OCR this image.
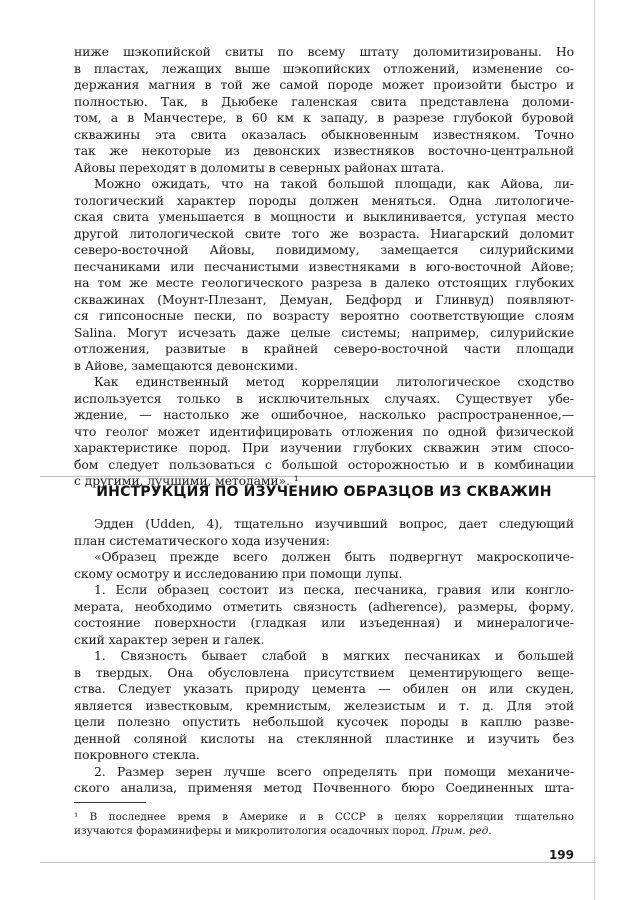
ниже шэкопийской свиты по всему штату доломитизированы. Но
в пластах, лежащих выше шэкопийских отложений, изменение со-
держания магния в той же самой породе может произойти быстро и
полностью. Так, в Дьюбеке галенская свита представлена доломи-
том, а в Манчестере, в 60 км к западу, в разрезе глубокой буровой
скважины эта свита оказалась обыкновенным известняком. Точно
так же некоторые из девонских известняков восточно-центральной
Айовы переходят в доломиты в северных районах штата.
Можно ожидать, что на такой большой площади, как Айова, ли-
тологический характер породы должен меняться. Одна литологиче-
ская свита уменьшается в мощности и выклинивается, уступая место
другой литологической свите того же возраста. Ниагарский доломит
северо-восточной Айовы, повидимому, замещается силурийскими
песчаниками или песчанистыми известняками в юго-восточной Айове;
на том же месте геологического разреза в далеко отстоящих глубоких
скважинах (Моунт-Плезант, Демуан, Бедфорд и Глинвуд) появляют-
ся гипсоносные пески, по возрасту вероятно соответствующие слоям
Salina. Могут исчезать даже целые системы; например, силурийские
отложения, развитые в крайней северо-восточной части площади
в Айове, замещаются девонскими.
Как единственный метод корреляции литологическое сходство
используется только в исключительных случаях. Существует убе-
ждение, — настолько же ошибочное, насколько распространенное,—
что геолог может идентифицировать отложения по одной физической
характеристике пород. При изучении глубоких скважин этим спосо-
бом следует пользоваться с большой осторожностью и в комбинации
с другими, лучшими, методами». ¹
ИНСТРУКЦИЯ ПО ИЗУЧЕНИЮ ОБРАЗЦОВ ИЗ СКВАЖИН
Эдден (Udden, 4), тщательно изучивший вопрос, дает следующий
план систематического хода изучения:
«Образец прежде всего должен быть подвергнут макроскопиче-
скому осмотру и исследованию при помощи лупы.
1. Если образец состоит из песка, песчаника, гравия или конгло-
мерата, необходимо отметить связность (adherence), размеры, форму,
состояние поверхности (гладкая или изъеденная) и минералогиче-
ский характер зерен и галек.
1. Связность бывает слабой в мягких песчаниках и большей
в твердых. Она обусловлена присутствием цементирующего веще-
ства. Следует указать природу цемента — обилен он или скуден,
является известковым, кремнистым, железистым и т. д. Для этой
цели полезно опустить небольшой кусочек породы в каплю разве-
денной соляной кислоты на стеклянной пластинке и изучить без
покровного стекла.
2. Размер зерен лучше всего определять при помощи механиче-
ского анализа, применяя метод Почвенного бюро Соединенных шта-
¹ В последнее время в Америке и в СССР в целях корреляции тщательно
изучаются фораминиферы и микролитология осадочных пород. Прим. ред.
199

• **EXERCISE GOAL**
Filter out all lines lacking the word "восточной" and copy the rest.

• **RESULT FOR THIS EXERCISE**
северо-восточной Айовы, повидимому, замещается силурийскими
песчаниками или песчанистыми известняками в юго-восточной Айове;
отложения, развитые в крайней северо-восточной части площади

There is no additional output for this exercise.